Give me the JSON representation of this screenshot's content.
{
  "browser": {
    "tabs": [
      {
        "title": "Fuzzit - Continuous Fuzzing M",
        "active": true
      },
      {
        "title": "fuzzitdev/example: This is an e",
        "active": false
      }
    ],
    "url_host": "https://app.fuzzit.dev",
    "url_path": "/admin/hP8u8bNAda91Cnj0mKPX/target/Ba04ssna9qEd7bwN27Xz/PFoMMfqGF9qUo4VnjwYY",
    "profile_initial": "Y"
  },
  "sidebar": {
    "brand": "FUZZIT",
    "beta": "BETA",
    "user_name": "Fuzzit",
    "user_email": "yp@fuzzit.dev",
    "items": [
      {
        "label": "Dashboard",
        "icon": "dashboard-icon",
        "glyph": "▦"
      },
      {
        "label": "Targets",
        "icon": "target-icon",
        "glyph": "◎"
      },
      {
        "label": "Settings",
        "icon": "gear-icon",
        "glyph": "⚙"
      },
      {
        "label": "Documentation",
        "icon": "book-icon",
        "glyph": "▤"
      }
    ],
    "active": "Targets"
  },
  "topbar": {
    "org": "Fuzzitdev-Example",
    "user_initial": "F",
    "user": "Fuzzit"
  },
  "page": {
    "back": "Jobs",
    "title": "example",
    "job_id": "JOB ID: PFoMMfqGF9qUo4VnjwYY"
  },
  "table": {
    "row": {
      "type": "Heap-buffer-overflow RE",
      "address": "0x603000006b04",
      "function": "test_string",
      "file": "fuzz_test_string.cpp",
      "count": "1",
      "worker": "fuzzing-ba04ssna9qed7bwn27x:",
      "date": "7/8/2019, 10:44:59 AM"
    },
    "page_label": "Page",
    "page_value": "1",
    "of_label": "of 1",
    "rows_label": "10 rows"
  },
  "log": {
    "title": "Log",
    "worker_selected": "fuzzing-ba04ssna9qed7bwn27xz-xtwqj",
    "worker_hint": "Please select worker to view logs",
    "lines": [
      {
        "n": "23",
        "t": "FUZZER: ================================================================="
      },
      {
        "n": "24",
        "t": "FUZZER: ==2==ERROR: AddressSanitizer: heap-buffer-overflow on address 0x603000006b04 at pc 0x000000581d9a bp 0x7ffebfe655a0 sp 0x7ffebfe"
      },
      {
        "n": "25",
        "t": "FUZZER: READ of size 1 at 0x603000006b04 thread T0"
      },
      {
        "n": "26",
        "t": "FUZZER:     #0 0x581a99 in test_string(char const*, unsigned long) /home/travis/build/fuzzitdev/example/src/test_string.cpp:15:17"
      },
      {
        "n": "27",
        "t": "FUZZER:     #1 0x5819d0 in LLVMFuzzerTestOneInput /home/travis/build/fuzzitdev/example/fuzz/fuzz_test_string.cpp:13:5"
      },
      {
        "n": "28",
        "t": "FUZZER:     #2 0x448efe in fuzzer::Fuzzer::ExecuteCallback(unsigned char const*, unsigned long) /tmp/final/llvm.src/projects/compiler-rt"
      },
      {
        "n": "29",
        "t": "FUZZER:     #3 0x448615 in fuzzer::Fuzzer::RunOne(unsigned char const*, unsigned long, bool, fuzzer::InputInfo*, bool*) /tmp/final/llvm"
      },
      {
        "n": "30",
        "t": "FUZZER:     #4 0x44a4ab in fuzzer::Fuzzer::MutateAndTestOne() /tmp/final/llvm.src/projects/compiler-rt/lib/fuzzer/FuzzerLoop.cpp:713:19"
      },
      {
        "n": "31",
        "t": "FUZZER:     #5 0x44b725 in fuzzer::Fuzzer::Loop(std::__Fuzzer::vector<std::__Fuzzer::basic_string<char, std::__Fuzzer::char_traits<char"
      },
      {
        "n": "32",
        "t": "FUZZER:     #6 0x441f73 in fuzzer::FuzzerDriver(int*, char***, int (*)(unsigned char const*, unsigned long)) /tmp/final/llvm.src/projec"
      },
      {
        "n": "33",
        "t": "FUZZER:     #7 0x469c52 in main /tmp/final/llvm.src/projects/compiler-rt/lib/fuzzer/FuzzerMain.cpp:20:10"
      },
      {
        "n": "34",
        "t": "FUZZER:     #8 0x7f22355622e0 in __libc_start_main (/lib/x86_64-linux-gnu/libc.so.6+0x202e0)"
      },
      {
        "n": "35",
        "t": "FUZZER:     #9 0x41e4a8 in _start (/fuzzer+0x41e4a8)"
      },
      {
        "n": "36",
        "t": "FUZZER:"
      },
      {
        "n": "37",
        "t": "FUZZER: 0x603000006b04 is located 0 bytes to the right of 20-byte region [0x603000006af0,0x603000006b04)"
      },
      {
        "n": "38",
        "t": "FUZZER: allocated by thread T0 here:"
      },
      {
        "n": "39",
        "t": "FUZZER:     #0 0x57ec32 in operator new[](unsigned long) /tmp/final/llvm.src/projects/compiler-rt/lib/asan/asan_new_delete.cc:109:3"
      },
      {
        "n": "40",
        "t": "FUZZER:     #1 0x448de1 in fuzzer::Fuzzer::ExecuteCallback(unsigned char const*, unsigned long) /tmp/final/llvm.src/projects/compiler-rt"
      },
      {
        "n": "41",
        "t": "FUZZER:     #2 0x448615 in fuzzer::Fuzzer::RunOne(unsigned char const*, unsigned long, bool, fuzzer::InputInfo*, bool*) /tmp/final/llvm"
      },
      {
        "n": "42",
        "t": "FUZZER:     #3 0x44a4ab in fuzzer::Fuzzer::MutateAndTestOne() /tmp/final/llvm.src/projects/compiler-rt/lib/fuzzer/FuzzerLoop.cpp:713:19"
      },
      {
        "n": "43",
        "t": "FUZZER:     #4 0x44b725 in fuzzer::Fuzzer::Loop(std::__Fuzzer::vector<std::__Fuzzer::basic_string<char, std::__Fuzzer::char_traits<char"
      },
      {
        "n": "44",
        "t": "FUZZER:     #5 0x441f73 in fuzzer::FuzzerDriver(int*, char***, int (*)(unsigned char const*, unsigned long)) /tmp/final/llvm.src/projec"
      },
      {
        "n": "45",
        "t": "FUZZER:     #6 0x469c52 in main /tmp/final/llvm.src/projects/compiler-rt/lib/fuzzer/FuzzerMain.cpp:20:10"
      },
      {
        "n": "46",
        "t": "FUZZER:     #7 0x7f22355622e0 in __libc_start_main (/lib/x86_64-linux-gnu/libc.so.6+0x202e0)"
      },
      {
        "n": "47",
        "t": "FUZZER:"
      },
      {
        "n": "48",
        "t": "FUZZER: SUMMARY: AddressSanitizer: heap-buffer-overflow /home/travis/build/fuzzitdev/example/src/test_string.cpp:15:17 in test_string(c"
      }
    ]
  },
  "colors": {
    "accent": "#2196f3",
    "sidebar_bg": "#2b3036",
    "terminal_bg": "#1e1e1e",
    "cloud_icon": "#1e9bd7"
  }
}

§

### [Given exercise]
Retype each record exactly, leaving nothing out.

### [Answer to the problem]
Give me the JSON representation of this screenshot's content.
{
  "browser": {
    "tabs": [
      {
        "title": "Fuzzit - Continuous Fuzzing M",
        "active": true
      },
      {
        "title": "fuzzitdev/example: This is an e",
        "active": false
      }
    ],
    "url_host": "https://app.fuzzit.dev",
    "url_path": "/admin/hP8u8bNAda91Cnj0mKPX/target/Ba04ssna9qEd7bwN27Xz/PFoMMfqGF9qUo4VnjwYY",
    "profile_initial": "Y"
  },
  "sidebar": {
    "brand": "FUZZIT",
    "beta": "BETA",
    "user_name": "Fuzzit",
    "user_email": "yp@fuzzit.dev",
    "items": [
      {
        "label": "Dashboard",
        "icon": "dashboard-icon",
        "glyph": "▦"
      },
      {
        "label": "Targets",
        "icon": "target-icon",
        "glyph": "◎"
      },
      {
        "label": "Settings",
        "icon": "gear-icon",
        "glyph": "⚙"
      },
      {
        "label": "Documentation",
        "icon": "book-icon",
        "glyph": "▤"
      }
    ],
    "active": "Targets"
  },
  "topbar": {
    "org": "Fuzzitdev-Example",
    "user_initial": "F",
    "user": "Fuzzit"
  },
  "page": {
    "back": "Jobs",
    "title": "example",
    "job_id": "JOB ID: PFoMMfqGF9qUo4VnjwYY"
  },
  "table": {
    "row": {
      "type": "Heap-buffer-overflow RE",
      "address": "0x603000006b04",
      "function": "test_string",
      "file": "fuzz_test_string.cpp",
      "count": "1",
      "worker": "fuzzing-ba04ssna9qed7bwn27x:",
      "date": "7/8/2019, 10:44:59 AM"
    },
    "page_label": "Page",
    "page_value": "1",
    "of_label": "of 1",
    "rows_label": "10 rows"
  },
  "log": {
    "title": "Log",
    "worker_selected": "fuzzing-ba04ssna9qed7bwn27xz-xtwqj",
    "worker_hint": "Please select worker to view logs",
    "lines": [
      {
        "n": "23",
        "t": "FUZZER: ================================================================="
      },
      {
        "n": "24",
        "t": "FUZZER: ==2==ERROR: AddressSanitizer: heap-buffer-overflow on address 0x603000006b04 at pc 0x000000581d9a bp 0x7ffebfe655a0 sp 0x7ffebfe"
      },
      {
        "n": "25",
        "t": "FUZZER: READ of size 1 at 0x603000006b04 thread T0"
      },
      {
        "n": "26",
        "t": "FUZZER:     #0 0x581a99 in test_string(char const*, unsigned long) /home/travis/build/fuzzitdev/example/src/test_string.cpp:15:17"
      },
      {
        "n": "27",
        "t": "FUZZER:     #1 0x5819d0 in LLVMFuzzerTestOneInput /home/travis/build/fuzzitdev/example/fuzz/fuzz_test_string.cpp:13:5"
      },
      {
        "n": "28",
        "t": "FUZZER:     #2 0x448efe in fuzzer::Fuzzer::ExecuteCallback(unsigned char const*, unsigned long) /tmp/final/llvm.src/projects/compiler-rt"
      },
      {
        "n": "29",
        "t": "FUZZER:     #3 0x448615 in fuzzer::Fuzzer::RunOne(unsigned char const*, unsigned long, bool, fuzzer::InputInfo*, bool*) /tmp/final/llvm"
      },
      {
        "n": "30",
        "t": "FUZZER:     #4 0x44a4ab in fuzzer::Fuzzer::MutateAndTestOne() /tmp/final/llvm.src/projects/compiler-rt/lib/fuzzer/FuzzerLoop.cpp:713:19"
      },
      {
        "n": "31",
        "t": "FUZZER:     #5 0x44b725 in fuzzer::Fuzzer::Loop(std::__Fuzzer::vector<std::__Fuzzer::basic_string<char, std::__Fuzzer::char_traits<char"
      },
      {
        "n": "32",
        "t": "FUZZER:     #6 0x441f73 in fuzzer::FuzzerDriver(int*, char***, int (*)(unsigned char const*, unsigned long)) /tmp/final/llvm.src/projec"
      },
      {
        "n": "33",
        "t": "FUZZER:     #7 0x469c52 in main /tmp/final/llvm.src/projects/compiler-rt/lib/fuzzer/FuzzerMain.cpp:20:10"
      },
      {
        "n": "34",
        "t": "FUZZER:     #8 0x7f22355622e0 in __libc_start_main (/lib/x86_64-linux-gnu/libc.so.6+0x202e0)"
      },
      {
        "n": "35",
        "t": "FUZZER:     #9 0x41e4a8 in _start (/fuzzer+0x41e4a8)"
      },
      {
        "n": "36",
        "t": "FUZZER:"
      },
      {
        "n": "37",
        "t": "FUZZER: 0x603000006b04 is located 0 bytes to the right of 20-byte region [0x603000006af0,0x603000006b04)"
      },
      {
        "n": "38",
        "t": "FUZZER: allocated by thread T0 here:"
      },
      {
        "n": "39",
        "t": "FUZZER:     #0 0x57ec32 in operator new[](unsigned long) /tmp/final/llvm.src/projects/compiler-rt/lib/asan/asan_new_delete.cc:109:3"
      },
      {
        "n": "40",
        "t": "FUZZER:     #1 0x448de1 in fuzzer::Fuzzer::ExecuteCallback(unsigned char const*, unsigned long) /tmp/final/llvm.src/projects/compiler-rt"
      },
      {
        "n": "41",
        "t": "FUZZER:     #2 0x448615 in fuzzer::Fuzzer::RunOne(unsigned char const*, unsigned long, bool, fuzzer::InputInfo*, bool*) /tmp/final/llvm"
      },
      {
        "n": "42",
        "t": "FUZZER:     #3 0x44a4ab in fuzzer::Fuzzer::MutateAndTestOne() /tmp/final/llvm.src/projects/compiler-rt/lib/fuzzer/FuzzerLoop.cpp:713:19"
      },
      {
        "n": "43",
        "t": "FUZZER:     #4 0x44b725 in fuzzer::Fuzzer::Loop(std::__Fuzzer::vector<std::__Fuzzer::basic_string<char, std::__Fuzzer::char_traits<char"
      },
      {
        "n": "44",
        "t": "FUZZER:     #5 0x441f73 in fuzzer::FuzzerDriver(int*, char***, int (*)(unsigned char const*, unsigned long)) /tmp/final/llvm.src/projec"
      },
      {
        "n": "45",
        "t": "FUZZER:     #6 0x469c52 in main /tmp/final/llvm.src/projects/compiler-rt/lib/fuzzer/FuzzerMain.cpp:20:10"
      },
      {
        "n": "46",
        "t": "FUZZER:     #7 0x7f22355622e0 in __libc_start_main (/lib/x86_64-linux-gnu/libc.so.6+0x202e0)"
      },
      {
        "n": "47",
        "t": "FUZZER:"
      },
      {
        "n": "48",
        "t": "FUZZER: SUMMARY: AddressSanitizer: heap-buffer-overflow /home/travis/build/fuzzitdev/example/src/test_string.cpp:15:17 in test_string(c"
      }
    ]
  },
  "colors": {
    "accent": "#2196f3",
    "sidebar_bg": "#2b3036",
    "terminal_bg": "#1e1e1e",
    "cloud_icon": "#1e9bd7"
  }
}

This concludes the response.